▸ Exercise instructions:
Find the lines with the string "CARTA" and return them.
:: Dataset extract ::
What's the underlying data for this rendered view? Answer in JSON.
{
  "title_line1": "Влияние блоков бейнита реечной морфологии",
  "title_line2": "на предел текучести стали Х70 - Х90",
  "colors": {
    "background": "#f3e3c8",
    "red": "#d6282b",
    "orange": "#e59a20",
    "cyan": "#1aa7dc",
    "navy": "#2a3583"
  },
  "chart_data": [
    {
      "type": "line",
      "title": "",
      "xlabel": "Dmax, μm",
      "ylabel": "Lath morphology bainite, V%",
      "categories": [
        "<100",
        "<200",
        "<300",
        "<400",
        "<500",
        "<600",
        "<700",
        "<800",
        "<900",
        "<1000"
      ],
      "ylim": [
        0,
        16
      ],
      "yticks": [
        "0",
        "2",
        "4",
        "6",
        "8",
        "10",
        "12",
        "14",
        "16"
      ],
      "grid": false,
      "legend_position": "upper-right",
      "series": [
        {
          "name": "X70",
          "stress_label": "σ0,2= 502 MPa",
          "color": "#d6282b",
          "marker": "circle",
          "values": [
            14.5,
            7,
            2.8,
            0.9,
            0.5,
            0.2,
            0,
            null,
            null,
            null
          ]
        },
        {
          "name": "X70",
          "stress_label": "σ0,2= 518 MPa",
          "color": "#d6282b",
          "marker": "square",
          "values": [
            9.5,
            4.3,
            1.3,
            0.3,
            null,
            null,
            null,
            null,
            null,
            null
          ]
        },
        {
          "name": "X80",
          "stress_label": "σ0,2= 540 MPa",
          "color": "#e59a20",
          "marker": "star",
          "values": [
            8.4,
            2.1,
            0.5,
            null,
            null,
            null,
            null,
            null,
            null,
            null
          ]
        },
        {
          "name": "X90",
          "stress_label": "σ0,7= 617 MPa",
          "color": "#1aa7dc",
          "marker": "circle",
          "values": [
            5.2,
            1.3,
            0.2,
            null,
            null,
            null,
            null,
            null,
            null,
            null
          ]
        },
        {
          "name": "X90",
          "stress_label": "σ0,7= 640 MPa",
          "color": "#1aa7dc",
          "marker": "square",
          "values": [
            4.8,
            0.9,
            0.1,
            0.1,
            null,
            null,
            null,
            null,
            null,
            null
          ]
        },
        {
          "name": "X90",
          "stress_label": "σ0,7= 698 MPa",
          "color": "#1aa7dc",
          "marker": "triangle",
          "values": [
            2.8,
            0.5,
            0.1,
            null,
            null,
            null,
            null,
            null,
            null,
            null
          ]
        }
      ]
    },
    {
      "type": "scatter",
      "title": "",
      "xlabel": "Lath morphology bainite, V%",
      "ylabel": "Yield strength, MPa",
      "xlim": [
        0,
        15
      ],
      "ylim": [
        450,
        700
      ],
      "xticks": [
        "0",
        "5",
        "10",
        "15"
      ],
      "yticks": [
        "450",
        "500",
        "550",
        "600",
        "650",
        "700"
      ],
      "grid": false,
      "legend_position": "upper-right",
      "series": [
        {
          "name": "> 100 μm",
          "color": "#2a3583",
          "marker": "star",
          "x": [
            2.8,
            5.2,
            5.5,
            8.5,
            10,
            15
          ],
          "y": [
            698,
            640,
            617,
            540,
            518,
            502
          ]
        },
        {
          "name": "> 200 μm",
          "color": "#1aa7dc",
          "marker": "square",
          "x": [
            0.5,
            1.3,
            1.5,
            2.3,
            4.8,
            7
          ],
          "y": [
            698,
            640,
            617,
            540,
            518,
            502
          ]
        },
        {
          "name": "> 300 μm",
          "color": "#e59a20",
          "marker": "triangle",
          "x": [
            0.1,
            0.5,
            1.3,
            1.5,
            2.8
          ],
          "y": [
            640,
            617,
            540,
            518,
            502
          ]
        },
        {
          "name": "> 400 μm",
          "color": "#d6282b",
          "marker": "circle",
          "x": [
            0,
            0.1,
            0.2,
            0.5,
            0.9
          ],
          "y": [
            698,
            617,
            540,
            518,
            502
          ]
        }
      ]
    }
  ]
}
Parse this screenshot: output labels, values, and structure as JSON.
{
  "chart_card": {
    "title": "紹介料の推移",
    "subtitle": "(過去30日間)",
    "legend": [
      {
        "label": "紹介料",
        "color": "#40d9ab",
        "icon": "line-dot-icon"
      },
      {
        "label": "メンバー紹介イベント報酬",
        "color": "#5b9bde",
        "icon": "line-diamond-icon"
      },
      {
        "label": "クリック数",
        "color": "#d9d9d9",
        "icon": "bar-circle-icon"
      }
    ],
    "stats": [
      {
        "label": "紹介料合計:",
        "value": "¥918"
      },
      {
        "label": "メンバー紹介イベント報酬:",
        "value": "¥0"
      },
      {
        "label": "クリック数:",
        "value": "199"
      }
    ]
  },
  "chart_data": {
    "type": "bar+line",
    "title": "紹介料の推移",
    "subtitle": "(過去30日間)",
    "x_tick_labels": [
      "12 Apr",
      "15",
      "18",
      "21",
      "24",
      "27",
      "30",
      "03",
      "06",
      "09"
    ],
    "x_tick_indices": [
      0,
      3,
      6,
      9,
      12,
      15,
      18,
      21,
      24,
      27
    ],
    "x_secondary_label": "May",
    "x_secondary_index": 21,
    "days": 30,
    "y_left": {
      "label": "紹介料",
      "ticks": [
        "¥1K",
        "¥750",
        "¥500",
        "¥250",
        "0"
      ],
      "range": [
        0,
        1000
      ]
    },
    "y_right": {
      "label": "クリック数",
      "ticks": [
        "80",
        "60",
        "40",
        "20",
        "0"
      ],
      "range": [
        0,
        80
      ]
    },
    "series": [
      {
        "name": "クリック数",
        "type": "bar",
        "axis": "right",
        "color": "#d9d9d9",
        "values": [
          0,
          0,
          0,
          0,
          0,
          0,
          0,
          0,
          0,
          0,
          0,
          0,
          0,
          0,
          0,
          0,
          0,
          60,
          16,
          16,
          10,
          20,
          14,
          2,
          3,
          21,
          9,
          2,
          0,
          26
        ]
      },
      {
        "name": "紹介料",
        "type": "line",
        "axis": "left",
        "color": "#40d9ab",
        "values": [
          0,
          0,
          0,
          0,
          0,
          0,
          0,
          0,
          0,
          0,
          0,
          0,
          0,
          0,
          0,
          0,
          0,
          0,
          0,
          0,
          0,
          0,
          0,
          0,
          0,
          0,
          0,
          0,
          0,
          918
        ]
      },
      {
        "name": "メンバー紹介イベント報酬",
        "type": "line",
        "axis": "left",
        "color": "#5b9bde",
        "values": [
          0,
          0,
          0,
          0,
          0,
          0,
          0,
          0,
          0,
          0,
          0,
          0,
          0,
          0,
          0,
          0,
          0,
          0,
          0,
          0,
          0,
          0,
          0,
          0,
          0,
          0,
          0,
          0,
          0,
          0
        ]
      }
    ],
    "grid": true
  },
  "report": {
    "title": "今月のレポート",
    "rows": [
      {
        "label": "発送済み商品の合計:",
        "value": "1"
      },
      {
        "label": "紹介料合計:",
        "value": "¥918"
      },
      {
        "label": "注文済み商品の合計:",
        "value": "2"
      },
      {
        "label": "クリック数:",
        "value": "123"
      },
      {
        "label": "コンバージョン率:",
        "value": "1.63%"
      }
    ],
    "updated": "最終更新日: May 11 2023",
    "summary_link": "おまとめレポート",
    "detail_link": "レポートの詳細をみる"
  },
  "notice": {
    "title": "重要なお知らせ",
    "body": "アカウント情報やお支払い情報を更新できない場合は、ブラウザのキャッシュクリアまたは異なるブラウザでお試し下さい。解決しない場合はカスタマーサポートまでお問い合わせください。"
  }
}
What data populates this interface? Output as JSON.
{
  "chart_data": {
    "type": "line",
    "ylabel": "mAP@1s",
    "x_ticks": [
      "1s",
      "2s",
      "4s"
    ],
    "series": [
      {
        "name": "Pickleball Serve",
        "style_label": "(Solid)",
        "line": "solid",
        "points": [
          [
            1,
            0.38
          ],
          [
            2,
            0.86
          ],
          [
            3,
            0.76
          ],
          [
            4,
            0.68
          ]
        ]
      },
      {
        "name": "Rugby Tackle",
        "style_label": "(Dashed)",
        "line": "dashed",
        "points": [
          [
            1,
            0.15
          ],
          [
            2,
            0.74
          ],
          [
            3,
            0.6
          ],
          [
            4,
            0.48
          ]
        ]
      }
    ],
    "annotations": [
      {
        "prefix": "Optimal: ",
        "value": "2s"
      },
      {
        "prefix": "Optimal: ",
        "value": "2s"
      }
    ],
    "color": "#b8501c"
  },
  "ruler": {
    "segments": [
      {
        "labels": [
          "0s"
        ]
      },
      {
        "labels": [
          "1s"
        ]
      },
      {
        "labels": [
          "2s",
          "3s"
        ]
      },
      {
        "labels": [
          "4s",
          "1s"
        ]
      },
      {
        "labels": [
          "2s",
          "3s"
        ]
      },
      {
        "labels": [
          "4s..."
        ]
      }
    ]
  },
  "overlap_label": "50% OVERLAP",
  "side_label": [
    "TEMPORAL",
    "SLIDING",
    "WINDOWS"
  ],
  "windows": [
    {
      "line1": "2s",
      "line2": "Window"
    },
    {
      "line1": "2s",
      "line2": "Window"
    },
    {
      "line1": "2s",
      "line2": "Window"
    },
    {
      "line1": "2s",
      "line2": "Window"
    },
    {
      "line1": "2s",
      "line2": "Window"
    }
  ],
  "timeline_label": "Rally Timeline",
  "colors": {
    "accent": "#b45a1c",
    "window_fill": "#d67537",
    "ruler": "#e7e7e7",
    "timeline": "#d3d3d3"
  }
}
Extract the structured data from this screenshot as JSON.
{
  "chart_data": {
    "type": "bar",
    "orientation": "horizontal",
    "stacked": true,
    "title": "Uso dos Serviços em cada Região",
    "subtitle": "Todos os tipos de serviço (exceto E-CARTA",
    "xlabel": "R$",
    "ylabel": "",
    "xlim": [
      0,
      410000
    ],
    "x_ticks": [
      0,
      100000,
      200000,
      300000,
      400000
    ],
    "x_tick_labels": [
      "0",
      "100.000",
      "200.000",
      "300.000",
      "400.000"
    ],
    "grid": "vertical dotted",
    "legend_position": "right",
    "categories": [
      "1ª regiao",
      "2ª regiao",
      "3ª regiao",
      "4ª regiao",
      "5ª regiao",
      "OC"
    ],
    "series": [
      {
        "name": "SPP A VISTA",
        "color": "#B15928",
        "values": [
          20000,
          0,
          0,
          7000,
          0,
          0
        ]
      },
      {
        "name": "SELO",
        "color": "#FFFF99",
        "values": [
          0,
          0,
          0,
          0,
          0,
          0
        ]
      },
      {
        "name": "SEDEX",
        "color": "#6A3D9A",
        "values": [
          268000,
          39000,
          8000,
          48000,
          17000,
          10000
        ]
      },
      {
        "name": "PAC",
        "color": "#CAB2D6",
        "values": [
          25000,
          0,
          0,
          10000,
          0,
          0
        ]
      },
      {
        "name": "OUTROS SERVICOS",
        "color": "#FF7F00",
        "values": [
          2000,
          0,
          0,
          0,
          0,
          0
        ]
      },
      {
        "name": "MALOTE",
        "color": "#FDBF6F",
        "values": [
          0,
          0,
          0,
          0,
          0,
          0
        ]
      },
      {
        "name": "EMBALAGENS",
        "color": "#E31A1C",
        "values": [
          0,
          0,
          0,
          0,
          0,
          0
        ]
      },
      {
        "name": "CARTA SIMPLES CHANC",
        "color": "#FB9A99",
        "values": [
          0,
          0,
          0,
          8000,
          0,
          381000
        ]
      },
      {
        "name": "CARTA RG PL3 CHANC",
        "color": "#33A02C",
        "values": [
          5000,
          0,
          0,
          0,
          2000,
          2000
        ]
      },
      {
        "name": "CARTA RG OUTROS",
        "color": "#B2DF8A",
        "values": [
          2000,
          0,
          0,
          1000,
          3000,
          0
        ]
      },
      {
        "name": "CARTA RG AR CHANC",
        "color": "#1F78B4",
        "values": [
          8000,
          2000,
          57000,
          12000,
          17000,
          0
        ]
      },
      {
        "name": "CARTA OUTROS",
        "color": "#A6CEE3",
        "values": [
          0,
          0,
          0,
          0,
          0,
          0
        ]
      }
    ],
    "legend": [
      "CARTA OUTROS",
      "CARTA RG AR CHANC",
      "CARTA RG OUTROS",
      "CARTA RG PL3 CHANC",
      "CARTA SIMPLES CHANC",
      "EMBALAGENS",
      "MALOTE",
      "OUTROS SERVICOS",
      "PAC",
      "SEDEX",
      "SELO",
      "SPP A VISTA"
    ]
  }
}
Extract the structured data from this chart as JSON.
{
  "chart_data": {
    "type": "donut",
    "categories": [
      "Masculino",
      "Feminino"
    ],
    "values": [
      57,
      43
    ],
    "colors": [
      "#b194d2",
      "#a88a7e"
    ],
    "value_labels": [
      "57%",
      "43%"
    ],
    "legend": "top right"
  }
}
:::
▸ The solution:
    "subtitle": "Todos os tipos de serviço (exceto E-CARTA",
        "name": "CARTA SIMPLES CHANC",
        "name": "CARTA RG PL3 CHANC",
        "name": "CARTA RG OUTROS",
        "name": "CARTA RG AR CHANC",
        "name": "CARTA OUTROS",
      "CARTA OUTROS",
      "CARTA RG AR CHANC",
      "CARTA RG OUTROS",
      "CARTA RG PL3 CHANC",
      "CARTA SIMPLES CHANC",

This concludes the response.